# [What is expected]
Repeat the material in full. Keep every line exactly as it is.

# [Dataset records]
....

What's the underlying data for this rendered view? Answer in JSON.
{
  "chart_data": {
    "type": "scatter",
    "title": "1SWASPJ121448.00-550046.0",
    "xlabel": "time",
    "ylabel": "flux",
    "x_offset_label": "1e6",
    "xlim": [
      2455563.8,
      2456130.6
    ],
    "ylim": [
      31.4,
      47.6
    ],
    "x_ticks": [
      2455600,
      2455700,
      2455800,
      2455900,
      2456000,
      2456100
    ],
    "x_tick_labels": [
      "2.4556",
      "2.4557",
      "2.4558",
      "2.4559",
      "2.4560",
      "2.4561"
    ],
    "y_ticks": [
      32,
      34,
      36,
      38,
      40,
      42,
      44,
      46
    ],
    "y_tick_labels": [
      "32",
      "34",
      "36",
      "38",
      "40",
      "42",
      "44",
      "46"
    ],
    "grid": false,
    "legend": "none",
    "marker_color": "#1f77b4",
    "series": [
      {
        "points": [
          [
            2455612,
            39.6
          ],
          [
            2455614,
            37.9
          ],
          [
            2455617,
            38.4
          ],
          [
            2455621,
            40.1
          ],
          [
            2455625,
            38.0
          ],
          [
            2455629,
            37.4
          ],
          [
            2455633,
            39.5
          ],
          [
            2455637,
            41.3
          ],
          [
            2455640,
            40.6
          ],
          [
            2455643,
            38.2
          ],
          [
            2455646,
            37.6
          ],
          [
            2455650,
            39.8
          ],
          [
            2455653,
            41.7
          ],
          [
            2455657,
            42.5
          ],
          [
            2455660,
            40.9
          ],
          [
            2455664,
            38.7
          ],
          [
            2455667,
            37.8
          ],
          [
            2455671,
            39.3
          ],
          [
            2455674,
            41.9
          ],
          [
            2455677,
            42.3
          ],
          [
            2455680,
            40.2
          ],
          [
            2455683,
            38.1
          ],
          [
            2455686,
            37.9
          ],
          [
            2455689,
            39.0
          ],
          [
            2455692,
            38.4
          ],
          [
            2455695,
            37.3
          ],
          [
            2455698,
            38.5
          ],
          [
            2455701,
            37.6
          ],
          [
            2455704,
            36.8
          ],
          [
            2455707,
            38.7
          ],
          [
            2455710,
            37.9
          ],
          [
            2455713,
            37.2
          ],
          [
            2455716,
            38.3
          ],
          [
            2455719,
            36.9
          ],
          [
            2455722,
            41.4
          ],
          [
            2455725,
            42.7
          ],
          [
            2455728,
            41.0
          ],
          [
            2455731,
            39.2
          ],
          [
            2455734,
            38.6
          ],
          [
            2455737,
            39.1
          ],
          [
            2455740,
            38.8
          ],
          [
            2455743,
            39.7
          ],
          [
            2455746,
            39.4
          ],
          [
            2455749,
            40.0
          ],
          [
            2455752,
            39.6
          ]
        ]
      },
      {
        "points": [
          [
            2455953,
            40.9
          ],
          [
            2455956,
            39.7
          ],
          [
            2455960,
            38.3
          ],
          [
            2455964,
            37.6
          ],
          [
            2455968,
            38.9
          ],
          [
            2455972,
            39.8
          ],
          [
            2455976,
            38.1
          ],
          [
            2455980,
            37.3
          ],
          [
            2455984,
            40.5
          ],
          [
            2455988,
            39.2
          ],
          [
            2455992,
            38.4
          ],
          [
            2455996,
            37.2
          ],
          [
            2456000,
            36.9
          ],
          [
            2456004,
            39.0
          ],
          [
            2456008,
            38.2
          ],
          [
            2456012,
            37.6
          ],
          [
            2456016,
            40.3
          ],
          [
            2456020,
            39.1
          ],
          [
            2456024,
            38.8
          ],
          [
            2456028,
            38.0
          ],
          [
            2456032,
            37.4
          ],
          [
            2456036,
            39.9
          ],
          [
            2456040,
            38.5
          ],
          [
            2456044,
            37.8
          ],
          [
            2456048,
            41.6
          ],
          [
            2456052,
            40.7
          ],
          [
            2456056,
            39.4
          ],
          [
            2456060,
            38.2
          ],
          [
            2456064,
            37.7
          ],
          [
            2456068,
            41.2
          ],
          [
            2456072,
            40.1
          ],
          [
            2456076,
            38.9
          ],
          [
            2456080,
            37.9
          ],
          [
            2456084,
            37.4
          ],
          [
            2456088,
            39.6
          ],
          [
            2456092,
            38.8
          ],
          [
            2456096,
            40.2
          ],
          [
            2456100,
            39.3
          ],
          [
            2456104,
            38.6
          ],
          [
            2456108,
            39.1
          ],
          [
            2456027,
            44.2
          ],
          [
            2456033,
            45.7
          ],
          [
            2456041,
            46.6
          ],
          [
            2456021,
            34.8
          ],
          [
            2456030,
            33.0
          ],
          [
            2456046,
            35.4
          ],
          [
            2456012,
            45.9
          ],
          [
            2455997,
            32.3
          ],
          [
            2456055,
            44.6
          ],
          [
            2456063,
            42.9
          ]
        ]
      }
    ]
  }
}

....

# [Response to this task]
What's the underlying data for this rendered view? Answer in JSON.
{
  "chart_data": {
    "type": "scatter",
    "title": "1SWASPJ121448.00-550046.0",
    "xlabel": "time",
    "ylabel": "flux",
    "x_offset_label": "1e6",
    "xlim": [
      2455563.8,
      2456130.6
    ],
    "ylim": [
      31.4,
      47.6
    ],
    "x_ticks": [
      2455600,
      2455700,
      2455800,
      2455900,
      2456000,
      2456100
    ],
    "x_tick_labels": [
      "2.4556",
      "2.4557",
      "2.4558",
      "2.4559",
      "2.4560",
      "2.4561"
    ],
    "y_ticks": [
      32,
      34,
      36,
      38,
      40,
      42,
      44,
      46
    ],
    "y_tick_labels": [
      "32",
      "34",
      "36",
      "38",
      "40",
      "42",
      "44",
      "46"
    ],
    "grid": false,
    "legend": "none",
    "marker_color": "#1f77b4",
    "series": [
      {
        "points": [
          [
            2455612,
            39.6
          ],
          [
            2455614,
            37.9
          ],
          [
            2455617,
            38.4
          ],
          [
            2455621,
            40.1
          ],
          [
            2455625,
            38.0
          ],
          [
            2455629,
            37.4
          ],
          [
            2455633,
            39.5
          ],
          [
            2455637,
            41.3
          ],
          [
            2455640,
            40.6
          ],
          [
            2455643,
            38.2
          ],
          [
            2455646,
            37.6
          ],
          [
            2455650,
            39.8
          ],
          [
            2455653,
            41.7
          ],
          [
            2455657,
            42.5
          ],
          [
            2455660,
            40.9
          ],
          [
            2455664,
            38.7
          ],
          [
            2455667,
            37.8
          ],
          [
            2455671,
            39.3
          ],
          [
            2455674,
            41.9
          ],
          [
            2455677,
            42.3
          ],
          [
            2455680,
            40.2
          ],
          [
            2455683,
            38.1
          ],
          [
            2455686,
            37.9
          ],
          [
            2455689,
            39.0
          ],
          [
            2455692,
            38.4
          ],
          [
            2455695,
            37.3
          ],
          [
            2455698,
            38.5
          ],
          [
            2455701,
            37.6
          ],
          [
            2455704,
            36.8
          ],
          [
            2455707,
            38.7
          ],
          [
            2455710,
            37.9
          ],
          [
            2455713,
            37.2
          ],
          [
            2455716,
            38.3
          ],
          [
            2455719,
            36.9
          ],
          [
            2455722,
            41.4
          ],
          [
            2455725,
            42.7
          ],
          [
            2455728,
            41.0
          ],
          [
            2455731,
            39.2
          ],
          [
            2455734,
            38.6
          ],
          [
            2455737,
            39.1
          ],
          [
            2455740,
            38.8
          ],
          [
            2455743,
            39.7
          ],
          [
            2455746,
            39.4
          ],
          [
            2455749,
            40.0
          ],
          [
            2455752,
            39.6
          ]
        ]
      },
      {
        "points": [
          [
            2455953,
            40.9
          ],
          [
            2455956,
            39.7
          ],
          [
            2455960,
            38.3
          ],
          [
            2455964,
            37.6
          ],
          [
            2455968,
            38.9
          ],
          [
            2455972,
            39.8
          ],
          [
            2455976,
            38.1
          ],
          [
            2455980,
            37.3
          ],
          [
            2455984,
            40.5
          ],
          [
            2455988,
            39.2
          ],
          [
            2455992,
            38.4
          ],
          [
            2455996,
            37.2
          ],
          [
            2456000,
            36.9
          ],
          [
            2456004,
            39.0
          ],
          [
            2456008,
            38.2
          ],
          [
            2456012,
            37.6
          ],
          [
            2456016,
            40.3
          ],
          [
            2456020,
            39.1
          ],
          [
            2456024,
            38.8
          ],
          [
            2456028,
            38.0
          ],
          [
            2456032,
            37.4
          ],
          [
            2456036,
            39.9
          ],
          [
            2456040,
            38.5
          ],
          [
            2456044,
            37.8
          ],
          [
            2456048,
            41.6
          ],
          [
            2456052,
            40.7
          ],
          [
            2456056,
            39.4
          ],
          [
            2456060,
            38.2
          ],
          [
            2456064,
            37.7
          ],
          [
            2456068,
            41.2
          ],
          [
            2456072,
            40.1
          ],
          [
            2456076,
            38.9
          ],
          [
            2456080,
            37.9
          ],
          [
            2456084,
            37.4
          ],
          [
            2456088,
            39.6
          ],
          [
            2456092,
            38.8
          ],
          [
            2456096,
            40.2
          ],
          [
            2456100,
            39.3
          ],
          [
            2456104,
            38.6
          ],
          [
            2456108,
            39.1
          ],
          [
            2456027,
            44.2
          ],
          [
            2456033,
            45.7
          ],
          [
            2456041,
            46.6
          ],
          [
            2456021,
            34.8
          ],
          [
            2456030,
            33.0
          ],
          [
            2456046,
            35.4
          ],
          [
            2456012,
            45.9
          ],
          [
            2455997,
            32.3
          ],
          [
            2456055,
            44.6
          ],
          [
            2456063,
            42.9
          ]
        ]
      }
    ]
  }
}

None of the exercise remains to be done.